**Records to use:**
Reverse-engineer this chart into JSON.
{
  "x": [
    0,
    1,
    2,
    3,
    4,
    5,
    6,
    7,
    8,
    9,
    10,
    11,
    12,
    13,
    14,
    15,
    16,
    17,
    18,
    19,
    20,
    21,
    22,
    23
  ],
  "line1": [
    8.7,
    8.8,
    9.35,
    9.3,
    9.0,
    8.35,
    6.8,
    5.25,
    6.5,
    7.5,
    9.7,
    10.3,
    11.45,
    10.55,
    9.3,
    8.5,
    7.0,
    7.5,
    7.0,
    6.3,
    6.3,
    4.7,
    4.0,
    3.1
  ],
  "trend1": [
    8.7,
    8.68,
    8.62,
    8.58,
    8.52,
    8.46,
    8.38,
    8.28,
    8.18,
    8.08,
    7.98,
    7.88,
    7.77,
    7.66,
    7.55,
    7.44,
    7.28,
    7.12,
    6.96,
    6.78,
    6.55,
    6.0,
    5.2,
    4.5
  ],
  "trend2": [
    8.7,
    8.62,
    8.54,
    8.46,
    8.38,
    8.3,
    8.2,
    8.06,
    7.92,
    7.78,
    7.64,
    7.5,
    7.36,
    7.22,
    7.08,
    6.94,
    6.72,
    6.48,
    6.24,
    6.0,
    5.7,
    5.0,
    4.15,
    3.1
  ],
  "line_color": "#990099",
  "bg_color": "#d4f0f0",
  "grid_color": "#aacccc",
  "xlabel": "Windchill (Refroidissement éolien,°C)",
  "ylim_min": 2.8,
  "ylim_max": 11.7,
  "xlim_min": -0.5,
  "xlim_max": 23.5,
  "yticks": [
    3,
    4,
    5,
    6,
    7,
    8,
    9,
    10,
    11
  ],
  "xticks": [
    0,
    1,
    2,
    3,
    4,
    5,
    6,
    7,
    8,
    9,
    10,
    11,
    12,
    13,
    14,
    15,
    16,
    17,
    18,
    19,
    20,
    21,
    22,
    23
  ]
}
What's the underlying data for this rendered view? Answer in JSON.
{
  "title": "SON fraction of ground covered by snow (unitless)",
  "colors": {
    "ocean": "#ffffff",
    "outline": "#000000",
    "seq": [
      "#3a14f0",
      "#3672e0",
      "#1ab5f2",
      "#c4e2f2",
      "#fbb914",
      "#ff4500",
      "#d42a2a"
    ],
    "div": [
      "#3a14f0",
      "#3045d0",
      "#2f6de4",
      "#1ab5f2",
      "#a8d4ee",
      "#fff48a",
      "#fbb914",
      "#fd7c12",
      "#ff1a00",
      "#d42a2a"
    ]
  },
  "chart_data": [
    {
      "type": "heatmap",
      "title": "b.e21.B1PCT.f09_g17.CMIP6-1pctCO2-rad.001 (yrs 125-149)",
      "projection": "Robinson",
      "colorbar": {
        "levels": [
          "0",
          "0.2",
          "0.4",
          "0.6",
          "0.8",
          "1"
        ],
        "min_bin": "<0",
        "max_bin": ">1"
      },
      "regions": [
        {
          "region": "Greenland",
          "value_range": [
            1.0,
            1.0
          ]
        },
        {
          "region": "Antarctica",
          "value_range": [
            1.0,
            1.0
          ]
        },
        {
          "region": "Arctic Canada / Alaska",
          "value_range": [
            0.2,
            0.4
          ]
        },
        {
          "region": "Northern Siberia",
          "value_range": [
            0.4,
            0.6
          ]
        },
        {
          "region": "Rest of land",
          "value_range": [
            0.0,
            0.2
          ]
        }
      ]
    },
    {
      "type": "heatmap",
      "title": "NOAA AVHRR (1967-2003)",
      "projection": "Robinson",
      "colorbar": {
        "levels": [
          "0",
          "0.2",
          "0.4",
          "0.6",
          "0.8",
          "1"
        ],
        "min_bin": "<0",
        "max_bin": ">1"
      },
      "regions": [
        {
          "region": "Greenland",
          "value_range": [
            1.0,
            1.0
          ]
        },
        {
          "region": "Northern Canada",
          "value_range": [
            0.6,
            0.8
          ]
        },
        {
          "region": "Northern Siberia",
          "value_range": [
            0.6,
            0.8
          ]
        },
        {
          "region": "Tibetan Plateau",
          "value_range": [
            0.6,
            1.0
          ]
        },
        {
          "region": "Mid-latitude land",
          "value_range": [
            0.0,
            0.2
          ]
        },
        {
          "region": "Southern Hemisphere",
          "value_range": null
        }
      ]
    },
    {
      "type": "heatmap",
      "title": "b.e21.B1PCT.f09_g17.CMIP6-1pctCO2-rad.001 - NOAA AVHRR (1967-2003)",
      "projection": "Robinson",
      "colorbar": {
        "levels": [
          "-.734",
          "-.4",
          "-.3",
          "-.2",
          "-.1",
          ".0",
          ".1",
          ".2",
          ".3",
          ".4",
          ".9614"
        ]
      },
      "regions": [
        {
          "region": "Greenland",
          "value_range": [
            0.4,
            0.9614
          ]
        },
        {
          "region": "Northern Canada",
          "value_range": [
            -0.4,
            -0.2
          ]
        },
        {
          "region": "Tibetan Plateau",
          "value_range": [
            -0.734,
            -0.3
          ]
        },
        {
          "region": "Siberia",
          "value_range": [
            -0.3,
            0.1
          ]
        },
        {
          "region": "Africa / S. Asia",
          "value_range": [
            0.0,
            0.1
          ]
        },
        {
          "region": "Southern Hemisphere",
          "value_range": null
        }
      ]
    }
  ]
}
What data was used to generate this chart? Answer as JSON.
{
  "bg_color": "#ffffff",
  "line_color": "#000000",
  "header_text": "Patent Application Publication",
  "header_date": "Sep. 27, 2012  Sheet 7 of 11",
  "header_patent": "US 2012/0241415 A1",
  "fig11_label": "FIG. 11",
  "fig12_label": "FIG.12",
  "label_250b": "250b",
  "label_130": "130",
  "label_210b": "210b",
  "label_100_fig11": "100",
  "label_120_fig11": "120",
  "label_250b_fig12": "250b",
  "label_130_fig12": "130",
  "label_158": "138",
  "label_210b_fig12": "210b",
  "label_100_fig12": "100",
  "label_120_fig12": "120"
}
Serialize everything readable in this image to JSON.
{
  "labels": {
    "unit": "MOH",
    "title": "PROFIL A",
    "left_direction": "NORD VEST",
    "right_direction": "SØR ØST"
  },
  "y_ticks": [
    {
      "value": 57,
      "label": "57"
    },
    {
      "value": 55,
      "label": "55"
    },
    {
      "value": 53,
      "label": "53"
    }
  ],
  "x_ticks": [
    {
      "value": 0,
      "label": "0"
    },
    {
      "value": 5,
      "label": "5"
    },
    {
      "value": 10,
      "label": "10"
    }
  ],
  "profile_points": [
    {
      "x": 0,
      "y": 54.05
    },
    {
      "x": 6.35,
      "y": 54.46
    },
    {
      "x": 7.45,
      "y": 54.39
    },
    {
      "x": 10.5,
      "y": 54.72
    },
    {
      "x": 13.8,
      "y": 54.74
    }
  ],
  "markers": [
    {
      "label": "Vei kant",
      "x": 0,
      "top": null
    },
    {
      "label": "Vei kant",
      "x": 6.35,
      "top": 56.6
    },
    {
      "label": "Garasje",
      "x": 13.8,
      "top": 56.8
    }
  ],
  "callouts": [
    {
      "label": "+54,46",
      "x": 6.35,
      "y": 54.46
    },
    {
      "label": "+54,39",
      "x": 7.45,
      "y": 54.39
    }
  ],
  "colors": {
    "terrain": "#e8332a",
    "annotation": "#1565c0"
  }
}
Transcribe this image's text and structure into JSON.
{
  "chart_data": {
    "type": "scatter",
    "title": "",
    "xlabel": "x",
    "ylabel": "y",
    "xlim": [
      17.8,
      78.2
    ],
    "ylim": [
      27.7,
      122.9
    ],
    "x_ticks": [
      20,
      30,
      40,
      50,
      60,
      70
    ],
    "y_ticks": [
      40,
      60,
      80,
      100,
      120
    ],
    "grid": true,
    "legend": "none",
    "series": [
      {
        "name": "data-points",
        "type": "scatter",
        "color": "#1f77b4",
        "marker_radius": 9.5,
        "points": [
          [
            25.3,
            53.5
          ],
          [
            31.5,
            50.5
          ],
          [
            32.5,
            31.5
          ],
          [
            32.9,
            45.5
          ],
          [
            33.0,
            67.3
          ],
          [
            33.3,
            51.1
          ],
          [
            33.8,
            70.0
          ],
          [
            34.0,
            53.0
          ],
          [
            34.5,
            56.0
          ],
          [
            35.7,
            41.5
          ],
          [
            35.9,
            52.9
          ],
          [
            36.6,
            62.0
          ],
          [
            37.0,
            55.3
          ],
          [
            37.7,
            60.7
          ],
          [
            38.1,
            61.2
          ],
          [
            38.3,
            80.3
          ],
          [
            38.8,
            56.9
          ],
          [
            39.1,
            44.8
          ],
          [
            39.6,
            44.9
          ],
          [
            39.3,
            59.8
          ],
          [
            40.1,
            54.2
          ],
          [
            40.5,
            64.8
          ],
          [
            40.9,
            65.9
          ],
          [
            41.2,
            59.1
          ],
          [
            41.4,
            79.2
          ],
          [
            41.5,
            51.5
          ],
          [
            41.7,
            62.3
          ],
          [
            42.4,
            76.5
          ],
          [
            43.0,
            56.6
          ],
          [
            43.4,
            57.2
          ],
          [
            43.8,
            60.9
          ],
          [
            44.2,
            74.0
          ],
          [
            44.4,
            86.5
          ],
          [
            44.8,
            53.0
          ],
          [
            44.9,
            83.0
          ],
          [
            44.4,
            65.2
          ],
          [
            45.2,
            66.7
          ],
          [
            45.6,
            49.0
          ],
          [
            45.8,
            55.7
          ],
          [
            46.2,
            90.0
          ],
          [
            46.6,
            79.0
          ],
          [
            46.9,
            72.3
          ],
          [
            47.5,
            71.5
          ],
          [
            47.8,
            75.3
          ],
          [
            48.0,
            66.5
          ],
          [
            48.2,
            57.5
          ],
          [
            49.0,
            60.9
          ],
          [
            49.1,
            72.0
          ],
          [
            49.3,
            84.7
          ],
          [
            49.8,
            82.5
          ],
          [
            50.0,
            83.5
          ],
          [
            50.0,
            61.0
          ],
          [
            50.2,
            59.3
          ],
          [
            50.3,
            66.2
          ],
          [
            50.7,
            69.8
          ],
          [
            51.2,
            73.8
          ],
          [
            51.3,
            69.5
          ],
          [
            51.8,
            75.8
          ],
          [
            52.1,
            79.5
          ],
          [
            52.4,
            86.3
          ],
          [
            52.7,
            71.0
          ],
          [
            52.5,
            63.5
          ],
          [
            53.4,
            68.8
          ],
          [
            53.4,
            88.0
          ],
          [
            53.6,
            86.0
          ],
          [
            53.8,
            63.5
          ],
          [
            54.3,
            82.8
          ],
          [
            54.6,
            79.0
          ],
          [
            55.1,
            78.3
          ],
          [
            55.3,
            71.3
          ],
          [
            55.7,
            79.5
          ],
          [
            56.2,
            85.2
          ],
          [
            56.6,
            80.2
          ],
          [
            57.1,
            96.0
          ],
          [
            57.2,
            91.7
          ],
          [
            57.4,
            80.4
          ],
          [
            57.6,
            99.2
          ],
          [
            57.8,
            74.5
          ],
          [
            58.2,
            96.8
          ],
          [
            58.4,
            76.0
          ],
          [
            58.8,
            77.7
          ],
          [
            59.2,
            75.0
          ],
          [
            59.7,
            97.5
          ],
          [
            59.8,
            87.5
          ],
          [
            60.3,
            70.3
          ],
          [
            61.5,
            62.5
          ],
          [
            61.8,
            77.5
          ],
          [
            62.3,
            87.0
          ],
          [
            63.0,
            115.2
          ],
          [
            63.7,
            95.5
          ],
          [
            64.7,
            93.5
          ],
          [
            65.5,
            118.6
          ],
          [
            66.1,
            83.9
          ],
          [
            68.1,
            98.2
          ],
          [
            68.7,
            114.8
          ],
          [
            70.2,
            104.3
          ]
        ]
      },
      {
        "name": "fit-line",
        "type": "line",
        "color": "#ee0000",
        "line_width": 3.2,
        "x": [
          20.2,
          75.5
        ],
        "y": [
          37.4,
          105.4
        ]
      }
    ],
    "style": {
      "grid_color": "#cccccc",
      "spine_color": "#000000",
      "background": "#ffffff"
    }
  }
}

**Required task:** From the entries, copy out each line containing the word "this".

**Task solution:**
Reverse-engineer this chart into JSON.
What's the underlying data for this rendered view? Answer in JSON.
What data was used to generate this chart? Answer as JSON.
Serialize everything readable in this image to JSON.
Transcribe this image's text and structure into JSON.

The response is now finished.